LOCK UP AGREEMENT
AGREEMENT, dated as of the 1st day of September 2002, (the "Effective
Date"), by and between The Flower Valet, a Nevada corporation (the
"Company"), and the sole stockholder of the Company who has executed this
agreement (hereinafter called the "Stockholder").
WHEREAS, the Company is a corporation organized and existing under the
laws of the State of Nevada, authorized to issue common stock with a par
value of $0.001 (the "Common Stock"), of which there are issued and
outstanding 350,000 shares, as of August 31, 2002; and
WHEREAS, the Company contemplates a Nevada Registration pursuant to NRS
90.490 (the "Registration") of its Common Stock; and
WHEREAS, in connection with the Registration the Stockholder has agreed
to lock up an aggregate of 350,000 shares of Common Stock, upon the terms and
conditions set forth herein.
In consideration of the mutual covenants and promises herein contained,
the parties hereto agree as follows:
1. The Stockholder and the Company hereby agree to hold in their respective
names, in accordance with the provisions hereof, certificates
representing an aggregate of 350,000 shares of Common Stock owned of
record by the Stockholder (the "Lock Up Shares").

● Data records
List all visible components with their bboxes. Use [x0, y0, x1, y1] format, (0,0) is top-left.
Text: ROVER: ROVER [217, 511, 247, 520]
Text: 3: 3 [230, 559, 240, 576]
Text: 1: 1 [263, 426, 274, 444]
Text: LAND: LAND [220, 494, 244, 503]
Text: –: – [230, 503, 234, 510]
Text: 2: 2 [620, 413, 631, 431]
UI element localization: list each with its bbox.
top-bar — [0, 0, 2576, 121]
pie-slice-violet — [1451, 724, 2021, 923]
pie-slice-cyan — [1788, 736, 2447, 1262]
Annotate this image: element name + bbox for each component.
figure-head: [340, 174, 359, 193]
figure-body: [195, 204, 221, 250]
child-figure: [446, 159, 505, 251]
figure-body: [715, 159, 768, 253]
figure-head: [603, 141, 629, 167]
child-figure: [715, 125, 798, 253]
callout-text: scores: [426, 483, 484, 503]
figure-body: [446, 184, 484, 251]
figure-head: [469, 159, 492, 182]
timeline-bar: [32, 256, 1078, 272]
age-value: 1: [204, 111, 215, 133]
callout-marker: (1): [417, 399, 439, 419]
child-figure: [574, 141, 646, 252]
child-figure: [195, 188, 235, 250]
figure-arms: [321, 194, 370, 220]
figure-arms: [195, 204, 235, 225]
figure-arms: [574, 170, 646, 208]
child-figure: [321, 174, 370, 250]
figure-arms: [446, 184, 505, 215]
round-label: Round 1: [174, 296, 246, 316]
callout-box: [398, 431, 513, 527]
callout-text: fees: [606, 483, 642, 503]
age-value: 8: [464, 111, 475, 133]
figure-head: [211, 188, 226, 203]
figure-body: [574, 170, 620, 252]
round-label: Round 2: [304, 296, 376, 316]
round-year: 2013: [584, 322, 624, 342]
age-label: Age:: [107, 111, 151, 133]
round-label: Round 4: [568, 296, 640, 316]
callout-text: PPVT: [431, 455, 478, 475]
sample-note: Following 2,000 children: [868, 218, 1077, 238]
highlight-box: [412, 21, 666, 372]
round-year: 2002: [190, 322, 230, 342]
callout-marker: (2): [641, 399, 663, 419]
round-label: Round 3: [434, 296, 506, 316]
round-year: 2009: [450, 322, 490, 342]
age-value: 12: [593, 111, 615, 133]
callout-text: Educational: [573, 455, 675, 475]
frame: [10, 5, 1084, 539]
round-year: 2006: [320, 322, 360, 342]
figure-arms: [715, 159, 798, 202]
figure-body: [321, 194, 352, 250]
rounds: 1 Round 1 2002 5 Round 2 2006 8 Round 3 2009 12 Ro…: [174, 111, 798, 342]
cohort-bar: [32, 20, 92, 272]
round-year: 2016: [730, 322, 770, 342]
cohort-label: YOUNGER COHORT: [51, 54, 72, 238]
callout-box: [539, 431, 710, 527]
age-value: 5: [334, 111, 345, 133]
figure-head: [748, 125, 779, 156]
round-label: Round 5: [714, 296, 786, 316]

● Activities
A - Reproduce the lock-up agreement from "WHEREAS, the Company is" up to and including "set forth herein.".
B - According to the lock-up agreement, why has the Stockholder agreed to lock up 350,000 shares of Common Stock? Answer in one to three sentences.

● Completed exercise
A -
WHEREAS, the Company is a corporation organized and existing under the
laws of the State of Nevada, authorized to issue common stock with a par
value of $0.001 (the "Common Stock"), of which there are issued and
outstanding 350,000 shares, as of August 31, 2002; and
WHEREAS, the Company contemplates a Nevada Registration pursuant to NRS
90.490 (the "Registration") of its Common Stock; and
WHEREAS, in connection with the Registration the Stockholder has agreed
to lock up an aggregate of 350,000 shares of Common Stock, upon the terms and
conditions set forth herein.

B - The Stockholder agreed to the lock-up in connection with the Registration. This is the Company's contemplated Nevada Registration of its Common Stock pursuant to NRS 90.490. The lock-up is on the terms and conditions set forth in the agreement.